Records from a collection:
::::::

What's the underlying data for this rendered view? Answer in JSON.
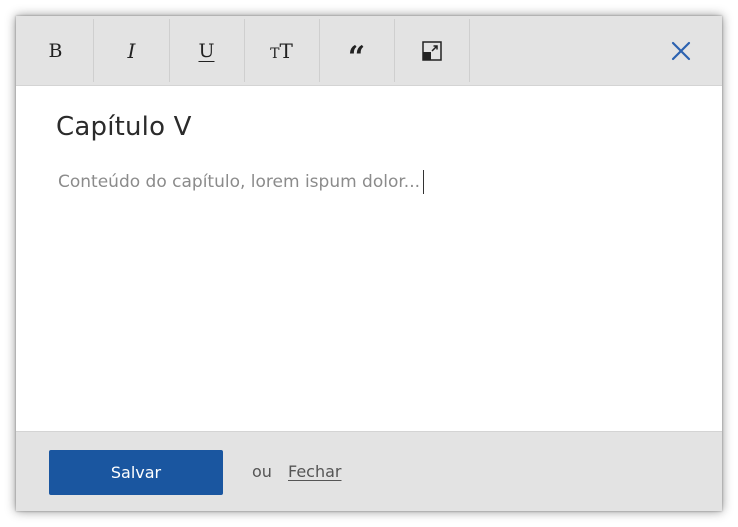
{
  "toolbar": {
    "buttons": [
      {
        "id": "bold",
        "label": "B"
      },
      {
        "id": "italic",
        "label": "I"
      },
      {
        "id": "underline",
        "label": "U"
      },
      {
        "id": "text_size",
        "small": "T",
        "large": "T"
      },
      {
        "id": "quote",
        "label": "“"
      },
      {
        "id": "expand",
        "icon": "expand-icon"
      }
    ],
    "close_icon": "close-icon"
  },
  "editor": {
    "title": "Capítulo V",
    "body": "Conteúdo do capítulo, lorem ispum dolor..."
  },
  "footer": {
    "save_label": "Salvar",
    "or_label": "ou",
    "close_label": "Fechar"
  },
  "colors": {
    "accent": "#1a56a0",
    "toolbar_bg": "#e3e3e3",
    "close_icon": "#2c62b0"
  }
}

::::::

(What to work on): Write the records out again in full, exactly, and skip every picture.

(Solution for this exercise):
What's the underlying data for this rendered view? Answer in JSON.
{
  "toolbar": {
    "buttons": [
      {
        "id": "bold",
        "label": "B"
      },
      {
        "id": "italic",
        "label": "I"
      },
      {
        "id": "underline",
        "label": "U"
      },
      {
        "id": "text_size",
        "small": "T",
        "large": "T"
      },
      {
        "id": "quote",
        "label": "“"
      },
      {
        "id": "expand",
        "icon": "expand-icon"
      }
    ],
    "close_icon": "close-icon"
  },
  "editor": {
    "title": "Capítulo V",
    "body": "Conteúdo do capítulo, lorem ispum dolor..."
  },
  "footer": {
    "save_label": "Salvar",
    "or_label": "ou",
    "close_label": "Fechar"
  },
  "colors": {
    "accent": "#1a56a0",
    "toolbar_bg": "#e3e3e3",
    "close_icon": "#2c62b0"
  }
}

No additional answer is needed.